> Part of a data file:
>>>
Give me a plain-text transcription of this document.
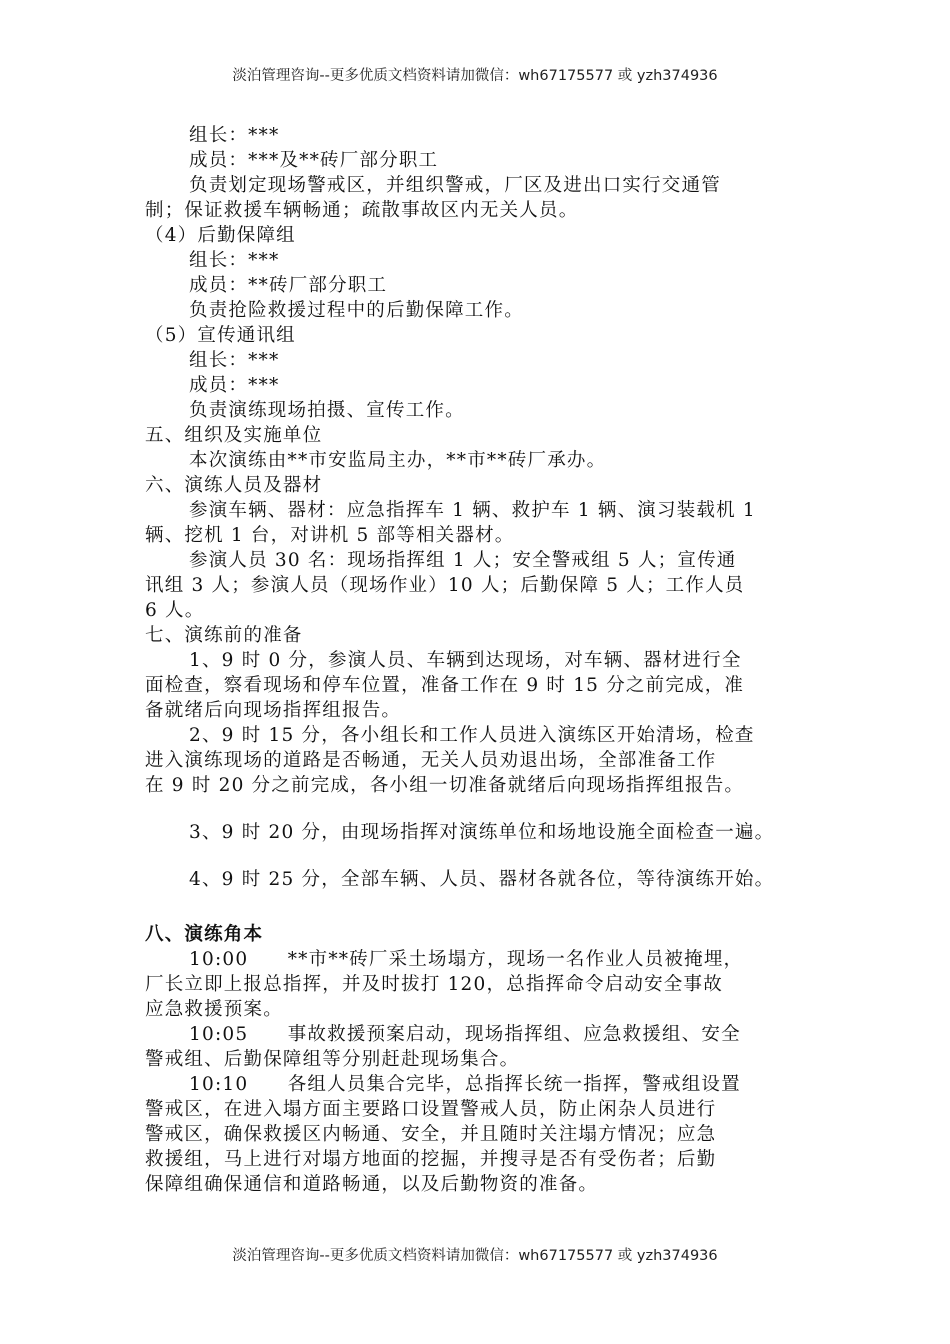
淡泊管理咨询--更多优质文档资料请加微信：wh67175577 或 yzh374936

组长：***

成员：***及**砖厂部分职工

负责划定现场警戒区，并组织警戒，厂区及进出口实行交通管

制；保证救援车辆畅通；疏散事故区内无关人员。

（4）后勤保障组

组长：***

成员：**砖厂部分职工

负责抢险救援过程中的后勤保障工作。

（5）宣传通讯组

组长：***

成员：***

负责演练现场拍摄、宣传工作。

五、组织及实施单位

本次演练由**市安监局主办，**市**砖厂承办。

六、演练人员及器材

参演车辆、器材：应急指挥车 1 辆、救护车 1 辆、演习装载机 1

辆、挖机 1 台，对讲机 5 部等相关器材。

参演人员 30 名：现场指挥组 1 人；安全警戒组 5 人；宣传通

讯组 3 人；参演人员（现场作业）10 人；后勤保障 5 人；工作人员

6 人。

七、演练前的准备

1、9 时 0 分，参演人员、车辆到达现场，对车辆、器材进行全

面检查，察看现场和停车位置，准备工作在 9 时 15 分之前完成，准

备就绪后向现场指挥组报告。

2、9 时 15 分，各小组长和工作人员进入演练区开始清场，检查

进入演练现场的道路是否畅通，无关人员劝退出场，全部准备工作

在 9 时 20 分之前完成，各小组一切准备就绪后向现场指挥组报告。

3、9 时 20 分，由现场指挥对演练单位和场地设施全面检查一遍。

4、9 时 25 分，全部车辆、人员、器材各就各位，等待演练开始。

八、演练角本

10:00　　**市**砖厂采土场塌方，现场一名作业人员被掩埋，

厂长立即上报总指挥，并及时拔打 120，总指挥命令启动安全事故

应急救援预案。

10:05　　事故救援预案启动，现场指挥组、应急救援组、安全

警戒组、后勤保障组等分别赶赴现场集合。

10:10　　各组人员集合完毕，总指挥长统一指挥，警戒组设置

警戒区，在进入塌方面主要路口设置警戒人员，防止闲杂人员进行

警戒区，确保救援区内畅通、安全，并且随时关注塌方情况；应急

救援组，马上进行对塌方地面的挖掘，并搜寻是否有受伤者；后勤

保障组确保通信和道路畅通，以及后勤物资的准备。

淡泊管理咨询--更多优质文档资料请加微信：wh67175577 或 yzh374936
<<<
> WHAT THE TASK REQUIRES: Search the data for the string "分之前完成" and copy each line where it appears.

> OUTPUT OF THE TASK:
面检查，察看现场和停车位置，准备工作在 9 时 15 分之前完成，准
在 9 时 20 分之前完成，各小组一切准备就绪后向现场指挥组报告。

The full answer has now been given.